_Problem_
Recast every one of the rows below as a Markdown table with the columns "Index" and "Line", numbering each row in the Index column and omitting blank lines.

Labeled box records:
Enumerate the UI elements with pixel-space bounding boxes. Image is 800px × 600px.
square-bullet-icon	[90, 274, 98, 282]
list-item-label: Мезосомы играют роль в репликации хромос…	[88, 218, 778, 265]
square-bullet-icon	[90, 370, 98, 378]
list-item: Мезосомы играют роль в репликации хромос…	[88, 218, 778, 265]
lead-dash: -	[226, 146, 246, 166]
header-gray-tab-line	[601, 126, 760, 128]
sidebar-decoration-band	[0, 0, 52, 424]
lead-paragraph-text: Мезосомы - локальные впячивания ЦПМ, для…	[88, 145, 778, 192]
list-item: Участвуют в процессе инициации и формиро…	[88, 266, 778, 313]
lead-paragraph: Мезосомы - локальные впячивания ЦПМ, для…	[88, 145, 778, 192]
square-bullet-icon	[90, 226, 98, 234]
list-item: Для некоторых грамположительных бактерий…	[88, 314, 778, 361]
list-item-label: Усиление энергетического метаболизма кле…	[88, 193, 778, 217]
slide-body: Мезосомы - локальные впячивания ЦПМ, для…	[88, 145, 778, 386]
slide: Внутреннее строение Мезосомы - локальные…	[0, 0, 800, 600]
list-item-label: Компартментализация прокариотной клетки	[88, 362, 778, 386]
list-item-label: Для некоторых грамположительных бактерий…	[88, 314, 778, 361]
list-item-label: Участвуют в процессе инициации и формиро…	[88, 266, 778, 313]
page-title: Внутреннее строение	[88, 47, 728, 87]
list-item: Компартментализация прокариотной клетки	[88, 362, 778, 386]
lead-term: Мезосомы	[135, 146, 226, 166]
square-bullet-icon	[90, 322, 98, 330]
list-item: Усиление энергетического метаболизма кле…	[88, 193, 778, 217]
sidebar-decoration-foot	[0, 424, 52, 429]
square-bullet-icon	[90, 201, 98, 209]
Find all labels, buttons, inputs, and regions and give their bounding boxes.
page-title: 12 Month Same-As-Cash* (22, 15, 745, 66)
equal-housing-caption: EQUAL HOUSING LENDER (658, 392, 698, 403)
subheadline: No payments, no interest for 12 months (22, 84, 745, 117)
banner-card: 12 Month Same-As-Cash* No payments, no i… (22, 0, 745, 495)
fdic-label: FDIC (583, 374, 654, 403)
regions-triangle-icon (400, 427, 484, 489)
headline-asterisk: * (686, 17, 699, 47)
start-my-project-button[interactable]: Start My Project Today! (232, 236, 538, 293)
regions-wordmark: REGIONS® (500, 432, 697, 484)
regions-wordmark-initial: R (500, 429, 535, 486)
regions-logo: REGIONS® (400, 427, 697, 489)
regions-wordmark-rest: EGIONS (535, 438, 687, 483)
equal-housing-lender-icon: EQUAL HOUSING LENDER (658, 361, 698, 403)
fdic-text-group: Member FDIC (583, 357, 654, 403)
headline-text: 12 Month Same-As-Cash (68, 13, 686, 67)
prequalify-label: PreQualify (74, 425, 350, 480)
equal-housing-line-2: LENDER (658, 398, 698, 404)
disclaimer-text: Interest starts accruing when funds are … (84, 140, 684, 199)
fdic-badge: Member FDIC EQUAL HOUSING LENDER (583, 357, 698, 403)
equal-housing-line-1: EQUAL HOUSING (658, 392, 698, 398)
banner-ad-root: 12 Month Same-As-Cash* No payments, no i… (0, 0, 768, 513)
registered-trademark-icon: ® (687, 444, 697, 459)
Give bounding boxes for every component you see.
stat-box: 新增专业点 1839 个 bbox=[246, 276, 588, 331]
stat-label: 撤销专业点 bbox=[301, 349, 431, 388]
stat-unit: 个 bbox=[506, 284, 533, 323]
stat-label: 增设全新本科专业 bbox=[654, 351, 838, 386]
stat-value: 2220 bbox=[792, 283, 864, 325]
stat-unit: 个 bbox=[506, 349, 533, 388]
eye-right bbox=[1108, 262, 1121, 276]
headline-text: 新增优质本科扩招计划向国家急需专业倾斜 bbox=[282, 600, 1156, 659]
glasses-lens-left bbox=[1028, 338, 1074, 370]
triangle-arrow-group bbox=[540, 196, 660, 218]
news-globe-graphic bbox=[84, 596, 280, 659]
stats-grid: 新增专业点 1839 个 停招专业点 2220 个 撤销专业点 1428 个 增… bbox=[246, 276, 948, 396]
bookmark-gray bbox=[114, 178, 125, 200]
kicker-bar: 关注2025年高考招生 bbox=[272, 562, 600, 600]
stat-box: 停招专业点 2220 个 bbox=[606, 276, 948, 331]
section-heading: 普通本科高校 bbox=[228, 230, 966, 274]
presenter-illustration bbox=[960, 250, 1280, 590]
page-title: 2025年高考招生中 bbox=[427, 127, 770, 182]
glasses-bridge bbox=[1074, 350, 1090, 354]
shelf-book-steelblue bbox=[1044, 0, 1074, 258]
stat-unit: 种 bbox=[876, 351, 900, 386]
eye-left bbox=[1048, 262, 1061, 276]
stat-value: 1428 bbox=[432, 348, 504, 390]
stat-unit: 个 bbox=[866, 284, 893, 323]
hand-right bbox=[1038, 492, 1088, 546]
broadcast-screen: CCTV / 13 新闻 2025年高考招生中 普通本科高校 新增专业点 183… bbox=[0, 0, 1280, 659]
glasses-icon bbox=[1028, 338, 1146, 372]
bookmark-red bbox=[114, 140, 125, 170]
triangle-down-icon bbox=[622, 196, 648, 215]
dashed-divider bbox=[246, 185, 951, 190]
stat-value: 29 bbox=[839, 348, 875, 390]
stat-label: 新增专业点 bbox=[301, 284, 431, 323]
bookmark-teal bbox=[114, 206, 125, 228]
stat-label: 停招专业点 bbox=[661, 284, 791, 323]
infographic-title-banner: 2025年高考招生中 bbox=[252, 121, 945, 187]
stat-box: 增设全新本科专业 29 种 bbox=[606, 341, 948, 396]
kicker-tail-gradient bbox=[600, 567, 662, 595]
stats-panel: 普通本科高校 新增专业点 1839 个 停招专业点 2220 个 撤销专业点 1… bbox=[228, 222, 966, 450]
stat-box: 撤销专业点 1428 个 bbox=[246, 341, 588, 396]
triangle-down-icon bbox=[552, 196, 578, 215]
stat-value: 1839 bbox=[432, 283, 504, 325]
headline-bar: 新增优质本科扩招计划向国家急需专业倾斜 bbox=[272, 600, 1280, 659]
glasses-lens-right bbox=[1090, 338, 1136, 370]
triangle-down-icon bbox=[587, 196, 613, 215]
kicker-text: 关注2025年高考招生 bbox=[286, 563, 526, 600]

_Correct output_
| Index | Line |
|---|---|
| 1 | Enumerate the UI elements with pixel-space bounding boxes. Image is 800px × 600px. |
| 2 | square-bullet-icon	[90, 274, 98, 282] |
| 3 | list-item-label: Мезосомы играют роль в репликации хромос…	[88, 218, 778, 265] |
| 4 | square-bullet-icon	[90, 370, 98, 378] |
| 5 | list-item: Мезосомы играют роль в репликации хромос…	[88, 218, 778, 265] |
| 6 | lead-dash: -	[226, 146, 246, 166] |
| 7 | header-gray-tab-line	[601, 126, 760, 128] |
| 8 | sidebar-decoration-band	[0, 0, 52, 424] |
| 9 | lead-paragraph-text: Мезосомы - локальные впячивания ЦПМ, для…	[88, 145, 778, 192] |
| 10 | list-item: Участвуют в процессе инициации и формиро…	[88, 266, 778, 313] |
| 11 | lead-paragraph: Мезосомы - локальные впячивания ЦПМ, для…	[88, 145, 778, 192] |
| 12 | square-bullet-icon	[90, 226, 98, 234] |
| 13 | list-item: Для некоторых грамположительных бактерий…	[88, 314, 778, 361] |
| 14 | list-item-label: Усиление энергетического метаболизма кле…	[88, 193, 778, 217] |
| 15 | slide-body: Мезосомы - локальные впячивания ЦПМ, для…	[88, 145, 778, 386] |
| 16 | slide: Внутреннее строение Мезосомы - локальные…	[0, 0, 800, 600] |
| 17 | list-item-label: Компартментализация прокариотной клетки	[88, 362, 778, 386] |
| 18 | list-item-label: Для некоторых грамположительных бактерий…	[88, 314, 778, 361] |
| 19 | list-item-label: Участвуют в процессе инициации и формиро…	[88, 266, 778, 313] |
| 20 | page-title: Внутреннее строение	[88, 47, 728, 87] |
| 21 | list-item: Компартментализация прокариотной клетки	[88, 362, 778, 386] |
| 22 | lead-term: Мезосомы	[135, 146, 226, 166] |
| 23 | square-bullet-icon	[90, 322, 98, 330] |
| 24 | list-item: Усиление энергетического метаболизма кле…	[88, 193, 778, 217] |
| 25 | sidebar-decoration-foot	[0, 424, 52, 429] |
| 26 | square-bullet-icon	[90, 201, 98, 209] |
| 27 | Find all labels, buttons, inputs, and regions and give their bounding boxes. |
| 28 | page-title: 12 Month Same-As-Cash* (22, 15, 745, 66) |
| 29 | equal-housing-caption: EQUAL HOUSING LENDER (658, 392, 698, 403) |
| 30 | subheadline: No payments, no interest for 12 months (22, 84, 745, 117) |
| 31 | banner-card: 12 Month Same-As-Cash* No payments, no i… (22, 0, 745, 495) |
| 32 | fdic-label: FDIC (583, 374, 654, 403) |
| 33 | regions-triangle-icon (400, 427, 484, 489) |
| 34 | headline-asterisk: * (686, 17, 699, 47) |
| 35 | start-my-project-button[interactable]: Start My Project Today! (232, 236, 538, 293) |
| 36 | regions-wordmark: REGIONS® (500, 432, 697, 484) |
| 37 | regions-wordmark-initial: R (500, 429, 535, 486) |
| 38 | regions-logo: REGIONS® (400, 427, 697, 489) |
| 39 | regions-wordmark-rest: EGIONS (535, 438, 687, 483) |
| 40 | equal-housing-lender-icon: EQUAL HOUSING LENDER (658, 361, 698, 403) |
| 41 | fdic-text-group: Member FDIC (583, 357, 654, 403) |
| 42 | headline-text: 12 Month Same-As-Cash (68, 13, 686, 67) |
| 43 | prequalify-label: PreQualify (74, 425, 350, 480) |
| 44 | equal-housing-line-2: LENDER (658, 398, 698, 404) |
| 45 | disclaimer-text: Interest starts accruing when funds are … (84, 140, 684, 199) |
| 46 | fdic-badge: Member FDIC EQUAL HOUSING LENDER (583, 357, 698, 403) |
| 47 | equal-housing-line-1: EQUAL HOUSING (658, 392, 698, 398) |
| 48 | banner-ad-root: 12 Month Same-As-Cash* No payments, no i… (0, 0, 768, 513) |
| 49 | registered-trademark-icon: ® (687, 444, 697, 459) |
| 50 | Give bounding boxes for every component you see. |
| 51 | stat-box: 新增专业点 1839 个 bbox=[246, 276, 588, 331] |
| 52 | stat-label: 撤销专业点 bbox=[301, 349, 431, 388] |
| 53 | stat-unit: 个 bbox=[506, 284, 533, 323] |
| 54 | stat-label: 增设全新本科专业 bbox=[654, 351, 838, 386] |
| 55 | stat-value: 2220 bbox=[792, 283, 864, 325] |
| 56 | stat-unit: 个 bbox=[506, 349, 533, 388] |
| 57 | eye-right bbox=[1108, 262, 1121, 276] |
| 58 | headline-text: 新增优质本科扩招计划向国家急需专业倾斜 bbox=[282, 600, 1156, 659] |
| 59 | glasses-lens-left bbox=[1028, 338, 1074, 370] |
| 60 | triangle-arrow-group bbox=[540, 196, 660, 218] |
| 61 | news-globe-graphic bbox=[84, 596, 280, 659] |
| 62 | stats-grid: 新增专业点 1839 个 停招专业点 2220 个 撤销专业点 1428 个 增… bbox=[246, 276, 948, 396] |
| 63 | bookmark-gray bbox=[114, 178, 125, 200] |
| 64 | kicker-bar: 关注2025年高考招生 bbox=[272, 562, 600, 600] |
| 65 | stat-box: 停招专业点 2220 个 bbox=[606, 276, 948, 331] |
| 66 | section-heading: 普通本科高校 bbox=[228, 230, 966, 274] |
| 67 | presenter-illustration bbox=[960, 250, 1280, 590] |
| 68 | page-title: 2025年高考招生中 bbox=[427, 127, 770, 182] |
| 69 | glasses-bridge bbox=[1074, 350, 1090, 354] |
| 70 | shelf-book-steelblue bbox=[1044, 0, 1074, 258] |
| 71 | stat-unit: 种 bbox=[876, 351, 900, 386] |
| 72 | eye-left bbox=[1048, 262, 1061, 276] |
| 73 | stat-value: 1428 bbox=[432, 348, 504, 390] |
| 74 | stat-unit: 个 bbox=[866, 284, 893, 323] |
| 75 | hand-right bbox=[1038, 492, 1088, 546] |
| 76 | broadcast-screen: CCTV / 13 新闻 2025年高考招生中 普通本科高校 新增专业点 183… bbox=[0, 0, 1280, 659] |
| 77 | glasses-icon bbox=[1028, 338, 1146, 372] |
| 78 | bookmark-red bbox=[114, 140, 125, 170] |
| 79 | triangle-down-icon bbox=[622, 196, 648, 215] |
| 80 | dashed-divider bbox=[246, 185, 951, 190] |
| 81 | stat-value: 29 bbox=[839, 348, 875, 390] |
| 82 | stat-label: 新增专业点 bbox=[301, 284, 431, 323] |
| 83 | bookmark-teal bbox=[114, 206, 125, 228] |
| 84 | stat-label: 停招专业点 bbox=[661, 284, 791, 323] |
| 85 | infographic-title-banner: 2025年高考招生中 bbox=[252, 121, 945, 187] |
| 86 | stat-box: 增设全新本科专业 29 种 bbox=[606, 341, 948, 396] |
| 87 | kicker-tail-gradient bbox=[600, 567, 662, 595] |
| 88 | stats-panel: 普通本科高校 新增专业点 1839 个 停招专业点 2220 个 撤销专业点 1… bbox=[228, 222, 966, 450] |
| 89 | stat-box: 撤销专业点 1428 个 bbox=[246, 341, 588, 396] |
| 90 | triangle-down-icon bbox=[552, 196, 578, 215] |
| 91 | stat-value: 1839 bbox=[432, 283, 504, 325] |
| 92 | headline-bar: 新增优质本科扩招计划向国家急需专业倾斜 bbox=[272, 600, 1280, 659] |
| 93 | glasses-lens-right bbox=[1090, 338, 1136, 370] |
| 94 | triangle-down-icon bbox=[587, 196, 613, 215] |
| 95 | kicker-text: 关注2025年高考招生 bbox=[286, 563, 526, 600] |